Passage to read:
Cost: Users must manually refresh to see allocation changes.
Justification: Allocations are monthly planning activity, not time-critical. Acceptable for MVP.
Trade-off: No PDF/CSV Exports
Benefit: Faster MVP, avoids report formatting complexity.
Cost: Users cannot export reports for offline viewing or stakeholder sharing.
Justification: On-screen reports are primary value, exports are nice-to-have for Phase 2.
Trade-off: Manual Time Entry
Benefit: Avoids vendor lock-in, no integration complexity.
Cost: Team members must manually enter hours monthly.
Justification: Monthly aggregate is low overhead (~5 minutes per person per month).
Migration Plan
Deployment Steps:
-
Initial Setup:
- Run
docker-compose up(creates 4 containers) - Laravel migrations create database schema
- Database seeders populate master data (roles, statuses, types)
- Create superuser account via Laravel seeder
- Run
-
Data Import (Optional):
- If team has historical spreadsheet data, create import script
- Import team members (name, role, hourly rate)
- Import active projects (code, title, approved estimate)
- Do NOT import historical allocations (start fresh)
-
User Onboarding:
- Train managers on allocation workflow (1 hour session)
- Demo: capacity planning → project setup → allocation → reports
- Provide Quick Start guide (Markdown doc)
-
Go-Live:
- Managers create February 2026 capacity plan (holidays, PTO, availability)
- Managers allocate resources for February
- Team members log February actuals mid-month (incremental updates)
- Month-end: Review utilization reports, adjust March allocations
Rollback Strategy:
- MVP is greenfield (no data migration to revert)
- If critical bug discovered, roll back to previous container image
- Docker Compose down/up with previous image tag
- PostgreSQL data persisted in volume (safe across container restarts)
- Zero-downtime rollback: Blue/green deployment (Phase 2, not needed for MVP)
Monitoring (Phase 2):
- Application logs (Laravel log files)
- Database performance (PostgreSQL slow query log)
- Cache hit rate (Redis INFO stats)
- API response times (Laravel Telescope or custom middleware)
Open Questions
Question 1: Hourly Rate Visibility
Should developers see their own hourly rate, or only managers/top brass?
Options:
- A) Developers can see their own rate (transparency)
- B) Developers cannot see rates (only allocations)
Recommendation: A (transparency fosters trust, rate is not secret in most orgs)
Decision: To be finalized with owner before implementation.
Question 2: Hours Per Day Configuration
Is "1.0 availability = 8 hours" globally configured, or per-project?
Options:
- A) Global setting (e.g., 1.0 = 8 hours for everyone)
- B) Per-team member (some people work 6-hour days)
- C) Per-project (different billing rates for different project types)
Recommendation: A (global setting, simplest for MVP)
Decision: Owner mentioned "configurable per project" but likely meant per team. Clarify.
Question 3: PTO Approval Workflow
Is PTO auto-approved, or does it require manager approval?
Options:
- A) Auto-approved (capacity reduced immediately)
- B) Requires approval (pending state until manager approves)
Recommendation: B (manager approval, prevents abuse)
Decision: Owner likely expects approval workflow. Confirm.
Question 4: Support Projects in Revenue Forecast
Should "Support" type projects appear in revenue forecasts?
Options:
- A) Exclude from revenue (they're ongoing ops, not billable)
- B) Include in revenue (still billable internally)
Recommendation: Ask owner's preference (may vary by org)
Decision: To be confirmed during implementation.
Question 5: Allocation Tolerance Threshold
What's the tolerance for "within estimate" (GREEN indicator)?
Current assumption: ±5% (e.g., 100-hour project allocated 95-105 hours is GREEN)
Confirm: Is 5% the right threshold, or should it be configurable?
Decision: Start with 5%, make configurable in Phase 2 if needed.
End of Design Document
Next Steps:
- Review open questions with owner
- Finalize database schema (ERD diagram)
- Create tasks.md (implementation checklist)
- Begin Sprint 1: Docker Compose setup + database migrations

Supplied material:
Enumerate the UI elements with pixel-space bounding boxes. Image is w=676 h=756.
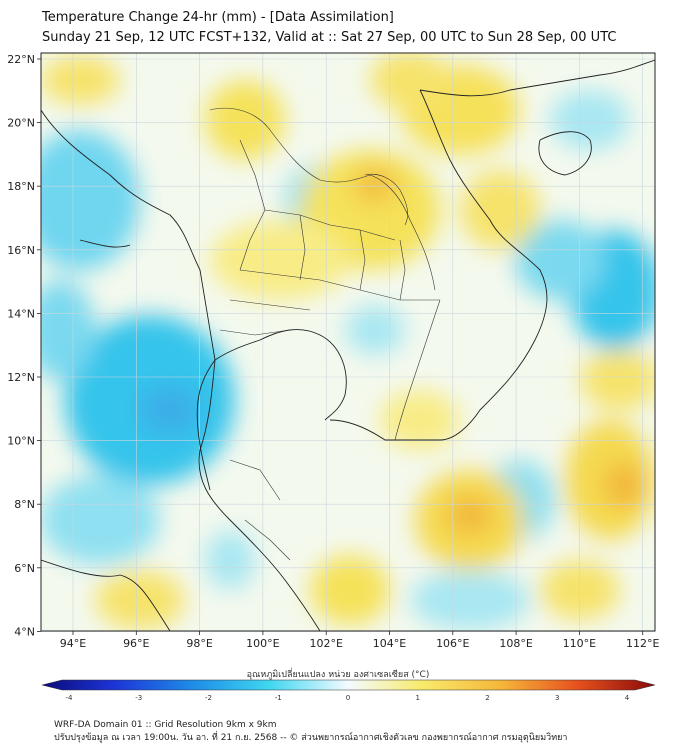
lat-label: 20°N <box>7 117 35 130</box>
colorbar-tick-label: -1 <box>275 694 282 702</box>
map-title: Temperature Change 24-hr (mm) - [Data As… <box>42 10 394 25</box>
map-frame <box>40 52 656 632</box>
longitude-axis: 94°E 96°E 98°E 100°E 102°E 104°E 106°E 108°E 110… <box>60 631 659 650</box>
colorbar-tick-label: 3 <box>555 694 559 702</box>
colorbar-tick-label: 2 <box>485 694 489 702</box>
lat-label: 4°N <box>14 625 35 638</box>
colorbar-tick-label: -3 <box>135 694 142 702</box>
lon-label: 104°E <box>373 637 406 650</box>
footer-line-1: WRF-DA Domain 01 :: Grid Resolution 9km … <box>54 720 277 730</box>
lat-label: 6°N <box>14 562 35 575</box>
colorbar-tick-label: 0 <box>346 694 350 702</box>
lon-label: 108°E <box>499 637 532 650</box>
lat-label: 14°N <box>7 307 35 320</box>
lon-label: 106°E <box>436 637 469 650</box>
colorbar-tick-label: 4 <box>625 694 630 702</box>
lon-label: 102°E <box>309 637 342 650</box>
lat-label: 10°N <box>7 435 35 448</box>
colorbar-strip <box>41 679 656 691</box>
gridlines <box>41 53 655 632</box>
colorbar-ticks: -4 -3 -2 -1 0 1 2 3 4 <box>66 694 630 702</box>
lat-label: 22°N <box>7 53 35 66</box>
temperature-field <box>41 53 655 631</box>
lon-label: 98°E <box>186 637 212 650</box>
lon-label: 94°E <box>60 637 86 650</box>
lon-label: 110°E <box>563 637 596 650</box>
lon-label: 100°E <box>246 637 279 650</box>
colorbar: -4 -3 -2 -1 0 1 2 3 4 <box>41 679 656 702</box>
colorbar-tick-label: 1 <box>416 694 420 702</box>
colorbar-tick-label: -2 <box>205 694 212 702</box>
colorbar-title: อุณหภูมิเปลี่ยนแปลง หน่วย องศาเซลเซียส (… <box>246 670 430 680</box>
province-borders <box>209 107 441 561</box>
coastlines <box>41 59 655 631</box>
lat-label: 18°N <box>7 180 35 193</box>
latitude-axis: 22°N 20°N 18°N 16°N 14°N 12°N 10°N 8°N 6°N 4°N <box>7 53 41 638</box>
lon-label: 96°E <box>123 637 149 650</box>
title-block: Temperature Change 24-hr (mm) - [Data As… <box>42 8 616 48</box>
footer: WRF-DA Domain 01 :: Grid Resolution 9km … <box>54 719 567 745</box>
lat-label: 12°N <box>7 371 35 384</box>
lat-label: 8°N <box>14 498 35 511</box>
lon-label: 112°E <box>626 637 659 650</box>
footer-line-2: ปรับปรุงข้อมูล ณ เวลา 19:00น. วัน อา. ที… <box>54 733 568 743</box>
lat-label: 16°N <box>7 244 35 257</box>
colorbar-tick-label: -4 <box>66 694 74 702</box>
map-subtitle: Sunday 21 Sep, 12 UTC FCST+132, Valid at… <box>42 30 617 45</box>
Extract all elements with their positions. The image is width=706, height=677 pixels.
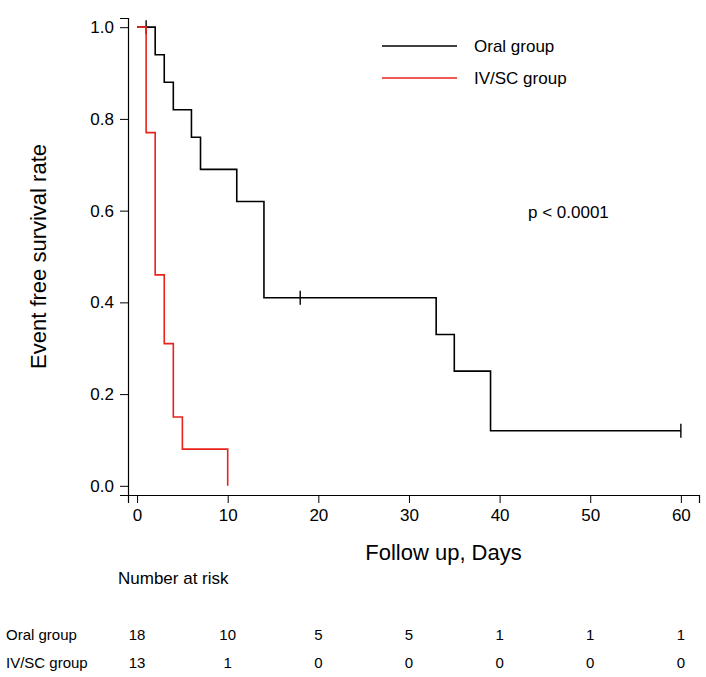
risk-count: 18 — [129, 626, 146, 643]
y-tick-label: 0.8 — [90, 110, 114, 129]
y-tick: 0.2 — [90, 385, 128, 404]
censor-mark — [680, 424, 681, 438]
x-tick-label: 20 — [309, 506, 328, 525]
y-tick-mark — [120, 119, 128, 120]
x-tick-mark — [318, 495, 319, 503]
y-tick-label: 0.2 — [90, 385, 114, 404]
risk-count: 0 — [314, 654, 322, 671]
legend-swatch — [382, 45, 457, 47]
x-tick-label: 0 — [133, 506, 142, 525]
risk-row-label: Oral group — [6, 626, 77, 643]
legend-swatch — [382, 77, 457, 79]
plot-area — [137, 20, 681, 486]
risk-count: 0 — [405, 654, 413, 671]
x-tick-label: 30 — [400, 506, 419, 525]
risk-count: 1 — [224, 654, 232, 671]
x-tick-mark — [409, 495, 410, 503]
x-tick-mark — [500, 495, 501, 503]
y-tick-mark — [120, 27, 128, 28]
censor-mark — [300, 291, 301, 305]
y-tick: 0.6 — [90, 202, 128, 221]
chart: 01020304050600.00.20.40.60.81.0Follow up… — [0, 0, 706, 677]
y-tick-mark — [120, 211, 128, 212]
x-tick: 40 — [491, 495, 510, 525]
y-tick: 0.0 — [90, 477, 128, 496]
risk-count: 5 — [405, 626, 413, 643]
y-tick-mark — [120, 486, 128, 487]
y-axis: 0.0 0.2 0.4 0.6 0.8 1.0 — [90, 18, 128, 496]
x-tick-label: 50 — [581, 506, 600, 525]
legend-label: Oral group — [474, 37, 554, 56]
y-tick: 0.4 — [90, 293, 128, 312]
x-axis-line — [129, 496, 700, 504]
risk-count: 0 — [586, 654, 594, 671]
x-tick-label: 10 — [219, 506, 238, 525]
x-tick: 30 — [400, 495, 419, 525]
x-tick-label: 60 — [672, 506, 691, 525]
x-tick: 0 — [133, 495, 142, 525]
y-tick: 0.8 — [90, 110, 128, 129]
x-tick: 10 — [219, 495, 238, 525]
x-axis-title: Follow up, Days — [365, 540, 522, 565]
x-tick-mark — [137, 495, 138, 503]
risk-table: Number at riskOral group181055111IV/SC g… — [6, 569, 685, 671]
x-tick: 50 — [581, 495, 600, 525]
risk-count: 0 — [677, 654, 685, 671]
y-tick-label: 0.0 — [90, 477, 114, 496]
risk-count: 1 — [495, 626, 503, 643]
x-tick-mark — [681, 495, 682, 503]
y-tick: 1.0 — [90, 18, 128, 37]
x-tick-mark — [590, 495, 591, 503]
y-tick-mark — [120, 394, 128, 395]
annotation: p < 0.0001 — [528, 203, 609, 222]
survival-curve — [137, 27, 681, 431]
survival-curve — [137, 27, 228, 486]
y-tick-label: 0.6 — [90, 202, 114, 221]
x-tick-mark — [228, 495, 229, 503]
x-axis: 0 10 20 30 40 50 60 — [129, 495, 700, 525]
x-tick: 60 — [672, 495, 691, 525]
y-tick-mark — [120, 302, 128, 303]
legend-label: IV/SC group — [474, 69, 567, 88]
risk-count: 13 — [129, 654, 146, 671]
y-tick-label: 0.4 — [90, 293, 114, 312]
y-tick-label: 1.0 — [90, 18, 114, 37]
risk-count: 0 — [495, 654, 503, 671]
x-tick-label: 40 — [491, 506, 510, 525]
legend: Oral group IV/SC group — [382, 37, 567, 88]
risk-count: 1 — [677, 626, 685, 643]
risk-table-title: Number at risk — [118, 569, 229, 588]
risk-count: 10 — [219, 626, 236, 643]
risk-count: 1 — [586, 626, 594, 643]
risk-count: 5 — [314, 626, 322, 643]
risk-row-label: IV/SC group — [6, 654, 88, 671]
y-axis-title: Event free survival rate — [26, 144, 51, 369]
y-axis-line — [120, 19, 129, 496]
x-tick: 20 — [309, 495, 328, 525]
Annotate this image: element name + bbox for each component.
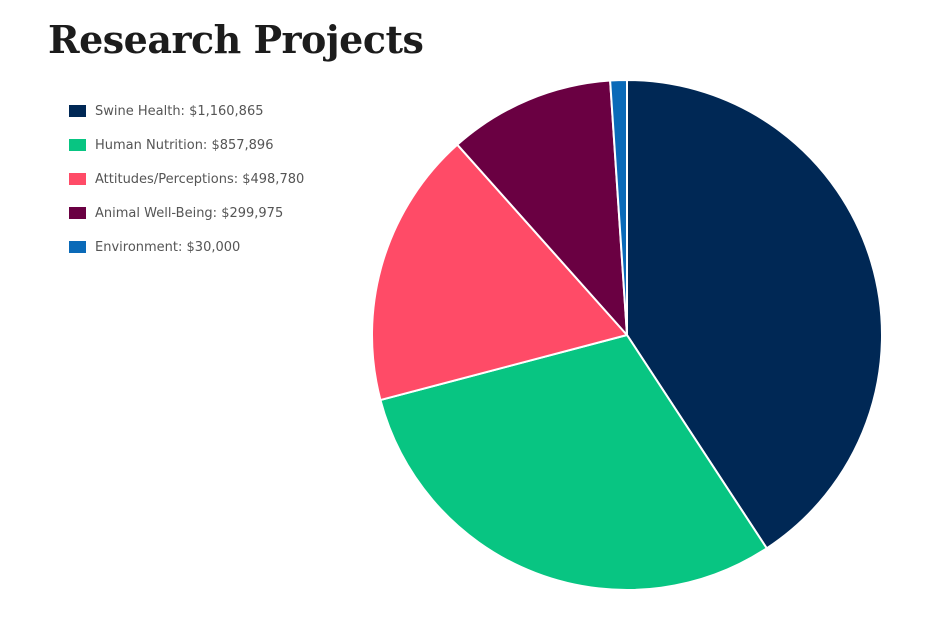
chart-legend: Swine Health: $1,160,865 Human Nutrition…	[69, 94, 304, 264]
legend-swatch	[69, 173, 86, 185]
legend-swatch	[69, 139, 86, 151]
pie-slice-attitudes-perceptions[interactable]	[371, 143, 628, 402]
legend-swatch	[69, 241, 86, 253]
legend-swatch	[69, 207, 86, 219]
pie-slice-human-nutrition[interactable]	[379, 334, 768, 591]
legend-item-human-nutrition[interactable]: Human Nutrition: $857,896	[69, 128, 304, 162]
legend-item-animal-well-being[interactable]: Animal Well-Being: $299,975	[69, 196, 304, 230]
legend-item-attitudes-perceptions[interactable]: Attitudes/Perceptions: $498,780	[69, 162, 304, 196]
pie-slice-animal-well-being[interactable]	[456, 79, 628, 336]
legend-label: Swine Health: $1,160,865	[95, 103, 264, 119]
legend-label: Animal Well-Being: $299,975	[95, 205, 284, 221]
legend-item-swine-health[interactable]: Swine Health: $1,160,865	[69, 94, 304, 128]
legend-label: Environment: $30,000	[95, 239, 241, 255]
pie-slices	[371, 79, 883, 591]
pie-slice-environment[interactable]	[609, 79, 628, 336]
legend-item-environment[interactable]: Environment: $30,000	[69, 230, 304, 264]
legend-swatch	[69, 105, 86, 117]
legend-label: Human Nutrition: $857,896	[95, 137, 274, 153]
legend-label: Attitudes/Perceptions: $498,780	[95, 171, 305, 187]
page-title: Research Projects	[48, 17, 424, 62]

Problem requirements: Decide whether each statement agrees with the design document above, and back each yes or no with the deciding words from that document, quoted exactly: (a) historical allocations are to be imported along with team members and projects; (b) for PTO, the recommended option is that it requires manager approval; (c) blue/green deployment is needed for the MVP.

Full solution:
(a) No: "Do NOT import historical allocations (start fresh)"
(b) Yes: "Recommendation: B (manager approval, prevents abuse)"
(c) No: "Blue/green deployment (Phase 2, not needed for MVP)"